▶ RECORDED DATA:
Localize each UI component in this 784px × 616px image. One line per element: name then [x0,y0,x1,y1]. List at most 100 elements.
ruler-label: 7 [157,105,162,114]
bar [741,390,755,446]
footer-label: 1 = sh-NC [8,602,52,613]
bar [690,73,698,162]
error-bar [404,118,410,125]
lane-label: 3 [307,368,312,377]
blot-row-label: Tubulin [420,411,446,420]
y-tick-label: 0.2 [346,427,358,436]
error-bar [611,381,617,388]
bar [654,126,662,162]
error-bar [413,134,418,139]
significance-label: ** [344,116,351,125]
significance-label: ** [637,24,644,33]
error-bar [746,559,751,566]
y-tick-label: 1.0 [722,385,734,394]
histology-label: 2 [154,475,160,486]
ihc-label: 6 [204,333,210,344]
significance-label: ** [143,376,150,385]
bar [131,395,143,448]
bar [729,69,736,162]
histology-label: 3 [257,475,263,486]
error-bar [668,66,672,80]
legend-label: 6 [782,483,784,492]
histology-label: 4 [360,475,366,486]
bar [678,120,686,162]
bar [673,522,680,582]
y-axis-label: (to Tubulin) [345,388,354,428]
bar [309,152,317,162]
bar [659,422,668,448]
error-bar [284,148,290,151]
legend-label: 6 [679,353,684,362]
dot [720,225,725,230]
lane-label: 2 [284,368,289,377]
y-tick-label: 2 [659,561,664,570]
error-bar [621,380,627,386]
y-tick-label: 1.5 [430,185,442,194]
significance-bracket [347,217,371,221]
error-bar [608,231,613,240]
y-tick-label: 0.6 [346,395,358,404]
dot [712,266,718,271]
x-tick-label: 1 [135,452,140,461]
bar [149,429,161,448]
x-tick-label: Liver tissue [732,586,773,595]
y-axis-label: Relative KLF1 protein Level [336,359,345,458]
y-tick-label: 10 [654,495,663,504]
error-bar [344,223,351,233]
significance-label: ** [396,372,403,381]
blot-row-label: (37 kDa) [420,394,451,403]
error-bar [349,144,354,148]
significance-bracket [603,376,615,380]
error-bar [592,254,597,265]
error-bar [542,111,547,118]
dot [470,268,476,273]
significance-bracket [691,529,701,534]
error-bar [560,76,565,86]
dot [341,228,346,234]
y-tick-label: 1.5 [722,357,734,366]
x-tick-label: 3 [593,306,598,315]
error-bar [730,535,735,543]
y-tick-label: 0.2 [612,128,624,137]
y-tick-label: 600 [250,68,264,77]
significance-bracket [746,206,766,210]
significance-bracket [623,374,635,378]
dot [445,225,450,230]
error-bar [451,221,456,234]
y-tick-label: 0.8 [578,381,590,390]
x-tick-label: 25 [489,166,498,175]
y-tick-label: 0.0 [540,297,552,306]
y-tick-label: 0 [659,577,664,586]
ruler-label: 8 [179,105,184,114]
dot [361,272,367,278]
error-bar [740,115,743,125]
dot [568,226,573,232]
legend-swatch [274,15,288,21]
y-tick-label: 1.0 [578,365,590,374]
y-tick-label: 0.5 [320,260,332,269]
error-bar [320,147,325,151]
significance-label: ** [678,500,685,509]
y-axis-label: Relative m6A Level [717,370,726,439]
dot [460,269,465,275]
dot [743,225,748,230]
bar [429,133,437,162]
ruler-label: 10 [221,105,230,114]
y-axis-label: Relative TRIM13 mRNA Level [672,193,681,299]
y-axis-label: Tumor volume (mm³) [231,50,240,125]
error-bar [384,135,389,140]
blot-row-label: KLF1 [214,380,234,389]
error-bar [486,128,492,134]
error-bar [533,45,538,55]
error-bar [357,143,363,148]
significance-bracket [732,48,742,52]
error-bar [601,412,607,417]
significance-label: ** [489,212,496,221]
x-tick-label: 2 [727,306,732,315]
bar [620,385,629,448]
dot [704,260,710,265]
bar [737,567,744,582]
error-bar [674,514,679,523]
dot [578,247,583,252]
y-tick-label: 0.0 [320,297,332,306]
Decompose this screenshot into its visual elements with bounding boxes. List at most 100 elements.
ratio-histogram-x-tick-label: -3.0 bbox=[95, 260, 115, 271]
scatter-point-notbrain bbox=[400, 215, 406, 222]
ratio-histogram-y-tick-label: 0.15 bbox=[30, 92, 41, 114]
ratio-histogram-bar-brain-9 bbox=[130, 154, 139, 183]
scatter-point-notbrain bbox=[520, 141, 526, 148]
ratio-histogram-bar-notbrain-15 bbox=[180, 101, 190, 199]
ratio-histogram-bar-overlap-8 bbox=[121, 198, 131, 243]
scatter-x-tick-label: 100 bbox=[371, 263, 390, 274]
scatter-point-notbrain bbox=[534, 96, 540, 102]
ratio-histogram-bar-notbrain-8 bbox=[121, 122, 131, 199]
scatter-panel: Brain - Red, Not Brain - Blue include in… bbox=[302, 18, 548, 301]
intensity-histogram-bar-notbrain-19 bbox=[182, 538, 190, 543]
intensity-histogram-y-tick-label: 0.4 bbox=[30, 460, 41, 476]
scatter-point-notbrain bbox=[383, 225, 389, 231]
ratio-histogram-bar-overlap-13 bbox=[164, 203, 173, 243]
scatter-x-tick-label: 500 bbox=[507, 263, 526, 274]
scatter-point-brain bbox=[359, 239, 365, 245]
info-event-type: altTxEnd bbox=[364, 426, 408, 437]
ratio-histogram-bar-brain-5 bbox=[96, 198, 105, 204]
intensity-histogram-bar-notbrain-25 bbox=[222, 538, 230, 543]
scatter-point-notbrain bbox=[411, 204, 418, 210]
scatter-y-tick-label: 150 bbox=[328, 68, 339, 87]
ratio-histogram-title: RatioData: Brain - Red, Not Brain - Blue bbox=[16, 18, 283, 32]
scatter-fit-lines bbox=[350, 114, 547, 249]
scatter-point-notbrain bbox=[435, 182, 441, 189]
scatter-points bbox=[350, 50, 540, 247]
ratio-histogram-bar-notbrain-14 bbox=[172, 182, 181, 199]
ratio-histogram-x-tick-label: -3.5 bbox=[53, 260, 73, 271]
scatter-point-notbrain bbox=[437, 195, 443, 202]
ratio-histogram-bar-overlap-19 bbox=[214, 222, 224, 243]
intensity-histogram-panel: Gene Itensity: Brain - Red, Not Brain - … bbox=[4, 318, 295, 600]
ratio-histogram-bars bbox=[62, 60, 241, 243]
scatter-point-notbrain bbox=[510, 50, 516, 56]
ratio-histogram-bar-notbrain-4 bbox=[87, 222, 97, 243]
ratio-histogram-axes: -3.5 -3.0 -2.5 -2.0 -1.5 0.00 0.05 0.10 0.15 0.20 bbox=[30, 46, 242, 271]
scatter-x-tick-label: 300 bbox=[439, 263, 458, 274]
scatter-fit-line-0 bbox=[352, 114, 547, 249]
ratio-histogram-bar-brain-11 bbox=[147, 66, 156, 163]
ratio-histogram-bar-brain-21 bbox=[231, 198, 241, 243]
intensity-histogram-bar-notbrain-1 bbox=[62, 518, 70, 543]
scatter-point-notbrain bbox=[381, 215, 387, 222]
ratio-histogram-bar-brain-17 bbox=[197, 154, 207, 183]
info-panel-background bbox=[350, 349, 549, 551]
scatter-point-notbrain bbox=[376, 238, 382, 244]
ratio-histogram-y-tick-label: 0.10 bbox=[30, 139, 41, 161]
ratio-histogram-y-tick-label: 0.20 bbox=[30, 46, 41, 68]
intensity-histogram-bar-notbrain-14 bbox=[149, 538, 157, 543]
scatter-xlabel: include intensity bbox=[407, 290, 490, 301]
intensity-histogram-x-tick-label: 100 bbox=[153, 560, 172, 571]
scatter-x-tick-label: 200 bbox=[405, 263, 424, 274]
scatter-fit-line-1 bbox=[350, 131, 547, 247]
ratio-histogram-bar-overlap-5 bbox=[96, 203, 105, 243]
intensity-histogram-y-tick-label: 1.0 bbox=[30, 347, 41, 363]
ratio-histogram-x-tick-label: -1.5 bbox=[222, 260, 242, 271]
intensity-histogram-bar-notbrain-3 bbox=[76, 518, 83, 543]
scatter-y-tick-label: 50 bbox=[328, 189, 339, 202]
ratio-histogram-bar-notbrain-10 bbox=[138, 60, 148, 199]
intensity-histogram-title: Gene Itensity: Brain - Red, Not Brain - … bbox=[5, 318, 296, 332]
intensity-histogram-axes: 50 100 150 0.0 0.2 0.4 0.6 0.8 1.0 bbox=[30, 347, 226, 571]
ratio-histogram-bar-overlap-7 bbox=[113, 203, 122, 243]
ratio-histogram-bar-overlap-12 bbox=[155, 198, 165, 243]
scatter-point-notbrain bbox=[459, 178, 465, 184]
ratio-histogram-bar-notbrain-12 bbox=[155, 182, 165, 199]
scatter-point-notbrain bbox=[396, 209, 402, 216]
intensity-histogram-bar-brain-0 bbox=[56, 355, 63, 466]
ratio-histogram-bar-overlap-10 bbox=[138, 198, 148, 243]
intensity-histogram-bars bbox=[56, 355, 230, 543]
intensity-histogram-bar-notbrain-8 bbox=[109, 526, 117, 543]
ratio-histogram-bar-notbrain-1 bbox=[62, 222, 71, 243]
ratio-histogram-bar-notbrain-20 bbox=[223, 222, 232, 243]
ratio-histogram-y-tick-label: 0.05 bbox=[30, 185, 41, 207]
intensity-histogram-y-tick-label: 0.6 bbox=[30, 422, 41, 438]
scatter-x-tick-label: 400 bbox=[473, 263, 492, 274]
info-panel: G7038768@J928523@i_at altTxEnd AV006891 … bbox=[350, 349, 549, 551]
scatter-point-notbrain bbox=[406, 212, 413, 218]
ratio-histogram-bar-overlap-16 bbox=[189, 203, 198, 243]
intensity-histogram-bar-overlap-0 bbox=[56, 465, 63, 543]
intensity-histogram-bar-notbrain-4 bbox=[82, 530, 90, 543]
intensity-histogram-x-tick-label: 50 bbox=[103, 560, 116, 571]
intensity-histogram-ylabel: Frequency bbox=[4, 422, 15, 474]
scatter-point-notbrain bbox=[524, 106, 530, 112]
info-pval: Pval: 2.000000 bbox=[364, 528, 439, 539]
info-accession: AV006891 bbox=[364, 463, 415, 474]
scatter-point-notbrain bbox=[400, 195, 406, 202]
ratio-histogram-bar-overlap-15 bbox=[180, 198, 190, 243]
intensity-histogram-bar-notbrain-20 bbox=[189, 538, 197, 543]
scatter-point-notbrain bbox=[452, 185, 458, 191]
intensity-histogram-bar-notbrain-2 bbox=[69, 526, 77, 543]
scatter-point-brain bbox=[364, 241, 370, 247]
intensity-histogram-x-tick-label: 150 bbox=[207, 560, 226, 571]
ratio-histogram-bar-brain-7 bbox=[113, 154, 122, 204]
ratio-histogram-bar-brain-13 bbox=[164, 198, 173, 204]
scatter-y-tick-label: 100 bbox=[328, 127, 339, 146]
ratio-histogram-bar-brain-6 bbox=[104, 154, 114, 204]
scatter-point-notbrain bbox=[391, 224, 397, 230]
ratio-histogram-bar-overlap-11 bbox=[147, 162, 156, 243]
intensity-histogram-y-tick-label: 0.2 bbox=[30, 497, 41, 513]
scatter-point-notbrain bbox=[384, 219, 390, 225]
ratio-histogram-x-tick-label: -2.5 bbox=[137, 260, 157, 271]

▶ WHAT TO DO:
Each line above that contains the word "elements" should be returned.

▶ SOLUTION TO THIS EXERCISE:
Localize each UI component in this 784px × 616px image. One line per element: name then [x0,y0,x1,y1]. List at most 100 elements.
Decompose this screenshot into its visual elements with bounding boxes. List at most 100 elements.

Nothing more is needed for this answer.